#### Exercise goal
Without omitting anything, retype the data that follows.

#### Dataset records
____
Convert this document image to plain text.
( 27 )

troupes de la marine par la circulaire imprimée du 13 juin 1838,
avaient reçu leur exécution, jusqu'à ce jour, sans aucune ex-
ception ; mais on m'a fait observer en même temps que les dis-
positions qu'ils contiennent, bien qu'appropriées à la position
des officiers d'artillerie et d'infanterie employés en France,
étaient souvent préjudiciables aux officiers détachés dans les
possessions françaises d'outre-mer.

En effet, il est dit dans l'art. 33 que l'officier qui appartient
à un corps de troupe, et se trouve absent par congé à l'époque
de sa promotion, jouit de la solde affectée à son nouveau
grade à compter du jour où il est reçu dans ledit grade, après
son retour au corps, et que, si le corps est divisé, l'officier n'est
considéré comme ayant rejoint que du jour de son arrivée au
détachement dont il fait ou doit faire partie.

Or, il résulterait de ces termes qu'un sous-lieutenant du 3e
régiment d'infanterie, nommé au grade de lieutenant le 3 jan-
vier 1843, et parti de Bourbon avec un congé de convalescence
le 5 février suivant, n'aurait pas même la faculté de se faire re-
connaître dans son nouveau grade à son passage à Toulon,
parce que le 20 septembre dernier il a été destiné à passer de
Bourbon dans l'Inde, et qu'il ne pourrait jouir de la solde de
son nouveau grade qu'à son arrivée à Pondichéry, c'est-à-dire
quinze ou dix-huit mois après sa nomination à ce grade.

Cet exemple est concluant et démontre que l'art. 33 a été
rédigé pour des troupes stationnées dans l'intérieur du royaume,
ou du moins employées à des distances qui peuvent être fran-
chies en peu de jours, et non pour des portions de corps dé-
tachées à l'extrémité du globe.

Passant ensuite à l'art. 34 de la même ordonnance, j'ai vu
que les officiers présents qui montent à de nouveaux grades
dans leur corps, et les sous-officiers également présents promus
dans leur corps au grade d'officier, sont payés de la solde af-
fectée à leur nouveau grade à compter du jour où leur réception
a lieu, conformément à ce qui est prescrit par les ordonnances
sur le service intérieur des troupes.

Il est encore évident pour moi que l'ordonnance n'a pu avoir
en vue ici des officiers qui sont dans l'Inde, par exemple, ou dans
____
#### Final result
Convert this document image to plain text.
( 27 )

troupes de la marine par la circulaire imprimée du 13 juin 1838,
avaient reçu leur exécution, jusqu'à ce jour, sans aucune ex-
ception ; mais on m'a fait observer en même temps que les dis-
positions qu'ils contiennent, bien qu'appropriées à la position
des officiers d'artillerie et d'infanterie employés en France,
étaient souvent préjudiciables aux officiers détachés dans les
possessions françaises d'outre-mer.

En effet, il est dit dans l'art. 33 que l'officier qui appartient
à un corps de troupe, et se trouve absent par congé à l'époque
de sa promotion, jouit de la solde affectée à son nouveau
grade à compter du jour où il est reçu dans ledit grade, après
son retour au corps, et que, si le corps est divisé, l'officier n'est
considéré comme ayant rejoint que du jour de son arrivée au
détachement dont il fait ou doit faire partie.

Or, il résulterait de ces termes qu'un sous-lieutenant du 3e
régiment d'infanterie, nommé au grade de lieutenant le 3 jan-
vier 1843, et parti de Bourbon avec un congé de convalescence
le 5 février suivant, n'aurait pas même la faculté de se faire re-
connaître dans son nouveau grade à son passage à Toulon,
parce que le 20 septembre dernier il a été destiné à passer de
Bourbon dans l'Inde, et qu'il ne pourrait jouir de la solde de
son nouveau grade qu'à son arrivée à Pondichéry, c'est-à-dire
quinze ou dix-huit mois après sa nomination à ce grade.

Cet exemple est concluant et démontre que l'art. 33 a été
rédigé pour des troupes stationnées dans l'intérieur du royaume,
ou du moins employées à des distances qui peuvent être fran-
chies en peu de jours, et non pour des portions de corps dé-
tachées à l'extrémité du globe.

Passant ensuite à l'art. 34 de la même ordonnance, j'ai vu
que les officiers présents qui montent à de nouveaux grades
dans leur corps, et les sous-officiers également présents promus
dans leur corps au grade d'officier, sont payés de la solde af-
fectée à leur nouveau grade à compter du jour où leur réception
a lieu, conformément à ce qui est prescrit par les ordonnances
sur le service intérieur des troupes.

Il est encore évident pour moi que l'ordonnance n'a pu avoir
en vue ici des officiers qui sont dans l'Inde, par exemple, ou dans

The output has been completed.